====== Exercise material

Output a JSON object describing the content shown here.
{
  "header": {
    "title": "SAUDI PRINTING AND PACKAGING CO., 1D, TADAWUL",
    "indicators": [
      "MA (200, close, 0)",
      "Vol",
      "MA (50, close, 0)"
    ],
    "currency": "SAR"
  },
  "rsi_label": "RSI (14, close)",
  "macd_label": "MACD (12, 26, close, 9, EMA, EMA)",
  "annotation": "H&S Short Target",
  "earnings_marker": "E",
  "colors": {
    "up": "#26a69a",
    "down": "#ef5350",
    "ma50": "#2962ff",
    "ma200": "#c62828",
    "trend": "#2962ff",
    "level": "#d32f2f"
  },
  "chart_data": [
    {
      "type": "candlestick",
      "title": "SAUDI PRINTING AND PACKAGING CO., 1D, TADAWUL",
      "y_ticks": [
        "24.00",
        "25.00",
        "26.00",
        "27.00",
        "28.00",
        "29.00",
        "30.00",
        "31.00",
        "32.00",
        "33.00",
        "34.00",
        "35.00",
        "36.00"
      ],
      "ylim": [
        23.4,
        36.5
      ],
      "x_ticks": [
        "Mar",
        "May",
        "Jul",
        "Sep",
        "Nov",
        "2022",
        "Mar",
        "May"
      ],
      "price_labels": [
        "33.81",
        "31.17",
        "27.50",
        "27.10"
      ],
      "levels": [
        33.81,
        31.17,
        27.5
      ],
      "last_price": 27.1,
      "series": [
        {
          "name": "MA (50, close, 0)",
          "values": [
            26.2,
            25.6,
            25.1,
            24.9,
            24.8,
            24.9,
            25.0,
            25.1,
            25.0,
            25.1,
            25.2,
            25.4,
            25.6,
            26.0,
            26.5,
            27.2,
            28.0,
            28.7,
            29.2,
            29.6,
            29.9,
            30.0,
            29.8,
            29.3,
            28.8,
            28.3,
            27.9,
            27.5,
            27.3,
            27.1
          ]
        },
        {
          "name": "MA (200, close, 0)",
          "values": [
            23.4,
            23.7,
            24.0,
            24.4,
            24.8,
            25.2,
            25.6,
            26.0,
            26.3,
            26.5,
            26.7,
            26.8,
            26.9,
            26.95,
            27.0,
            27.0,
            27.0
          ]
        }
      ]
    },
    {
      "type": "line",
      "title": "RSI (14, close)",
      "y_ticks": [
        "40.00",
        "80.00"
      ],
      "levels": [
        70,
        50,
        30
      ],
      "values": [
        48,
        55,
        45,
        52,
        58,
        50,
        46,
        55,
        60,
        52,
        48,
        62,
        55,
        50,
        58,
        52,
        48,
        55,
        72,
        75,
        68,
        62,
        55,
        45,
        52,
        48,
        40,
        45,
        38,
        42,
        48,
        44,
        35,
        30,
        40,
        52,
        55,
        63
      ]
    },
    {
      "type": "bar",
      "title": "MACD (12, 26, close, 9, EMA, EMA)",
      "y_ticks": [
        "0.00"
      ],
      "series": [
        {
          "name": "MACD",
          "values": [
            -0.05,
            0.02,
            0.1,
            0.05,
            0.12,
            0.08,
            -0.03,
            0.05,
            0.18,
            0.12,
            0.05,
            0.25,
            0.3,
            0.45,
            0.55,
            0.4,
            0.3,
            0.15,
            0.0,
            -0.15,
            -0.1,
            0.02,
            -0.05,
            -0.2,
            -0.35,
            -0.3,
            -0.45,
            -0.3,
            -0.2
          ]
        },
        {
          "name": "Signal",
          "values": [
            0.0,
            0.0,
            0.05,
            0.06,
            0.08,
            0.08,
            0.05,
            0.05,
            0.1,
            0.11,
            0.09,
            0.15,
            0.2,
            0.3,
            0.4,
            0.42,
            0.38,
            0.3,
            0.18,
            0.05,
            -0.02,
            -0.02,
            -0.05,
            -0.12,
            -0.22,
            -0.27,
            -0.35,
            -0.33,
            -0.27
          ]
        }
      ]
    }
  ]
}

============

All entries must be repeated verbatim.

Output a JSON object describing the content shown here.
{
  "header": {
    "title": "SAUDI PRINTING AND PACKAGING CO., 1D, TADAWUL",
    "indicators": [
      "MA (200, close, 0)",
      "Vol",
      "MA (50, close, 0)"
    ],
    "currency": "SAR"
  },
  "rsi_label": "RSI (14, close)",
  "macd_label": "MACD (12, 26, close, 9, EMA, EMA)",
  "annotation": "H&S Short Target",
  "earnings_marker": "E",
  "colors": {
    "up": "#26a69a",
    "down": "#ef5350",
    "ma50": "#2962ff",
    "ma200": "#c62828",
    "trend": "#2962ff",
    "level": "#d32f2f"
  },
  "chart_data": [
    {
      "type": "candlestick",
      "title": "SAUDI PRINTING AND PACKAGING CO., 1D, TADAWUL",
      "y_ticks": [
        "24.00",
        "25.00",
        "26.00",
        "27.00",
        "28.00",
        "29.00",
        "30.00",
        "31.00",
        "32.00",
        "33.00",
        "34.00",
        "35.00",
        "36.00"
      ],
      "ylim": [
        23.4,
        36.5
      ],
      "x_ticks": [
        "Mar",
        "May",
        "Jul",
        "Sep",
        "Nov",
        "2022",
        "Mar",
        "May"
      ],
      "price_labels": [
        "33.81",
        "31.17",
        "27.50",
        "27.10"
      ],
      "levels": [
        33.81,
        31.17,
        27.5
      ],
      "last_price": 27.1,
      "series": [
        {
          "name": "MA (50, close, 0)",
          "values": [
            26.2,
            25.6,
            25.1,
            24.9,
            24.8,
            24.9,
            25.0,
            25.1,
            25.0,
            25.1,
            25.2,
            25.4,
            25.6,
            26.0,
            26.5,
            27.2,
            28.0,
            28.7,
            29.2,
            29.6,
            29.9,
            30.0,
            29.8,
            29.3,
            28.8,
            28.3,
            27.9,
            27.5,
            27.3,
            27.1
          ]
        },
        {
          "name": "MA (200, close, 0)",
          "values": [
            23.4,
            23.7,
            24.0,
            24.4,
            24.8,
            25.2,
            25.6,
            26.0,
            26.3,
            26.5,
            26.7,
            26.8,
            26.9,
            26.95,
            27.0,
            27.0,
            27.0
          ]
        }
      ]
    },
    {
      "type": "line",
      "title": "RSI (14, close)",
      "y_ticks": [
        "40.00",
        "80.00"
      ],
      "levels": [
        70,
        50,
        30
      ],
      "values": [
        48,
        55,
        45,
        52,
        58,
        50,
        46,
        55,
        60,
        52,
        48,
        62,
        55,
        50,
        58,
        52,
        48,
        55,
        72,
        75,
        68,
        62,
        55,
        45,
        52,
        48,
        40,
        45,
        38,
        42,
        48,
        44,
        35,
        30,
        40,
        52,
        55,
        63
      ]
    },
    {
      "type": "bar",
      "title": "MACD (12, 26, close, 9, EMA, EMA)",
      "y_ticks": [
        "0.00"
      ],
      "series": [
        {
          "name": "MACD",
          "values": [
            -0.05,
            0.02,
            0.1,
            0.05,
            0.12,
            0.08,
            -0.03,
            0.05,
            0.18,
            0.12,
            0.05,
            0.25,
            0.3,
            0.45,
            0.55,
            0.4,
            0.3,
            0.15,
            0.0,
            -0.15,
            -0.1,
            0.02,
            -0.05,
            -0.2,
            -0.35,
            -0.3,
            -0.45,
            -0.3,
            -0.2
          ]
        },
        {
          "name": "Signal",
          "values": [
            0.0,
            0.0,
            0.05,
            0.06,
            0.08,
            0.08,
            0.05,
            0.05,
            0.1,
            0.11,
            0.09,
            0.15,
            0.2,
            0.3,
            0.4,
            0.42,
            0.38,
            0.3,
            0.18,
            0.05,
            -0.02,
            -0.02,
            -0.05,
            -0.12,
            -0.22,
            -0.27,
            -0.35,
            -0.33,
            -0.27
          ]
        }
      ]
    }
  ]
}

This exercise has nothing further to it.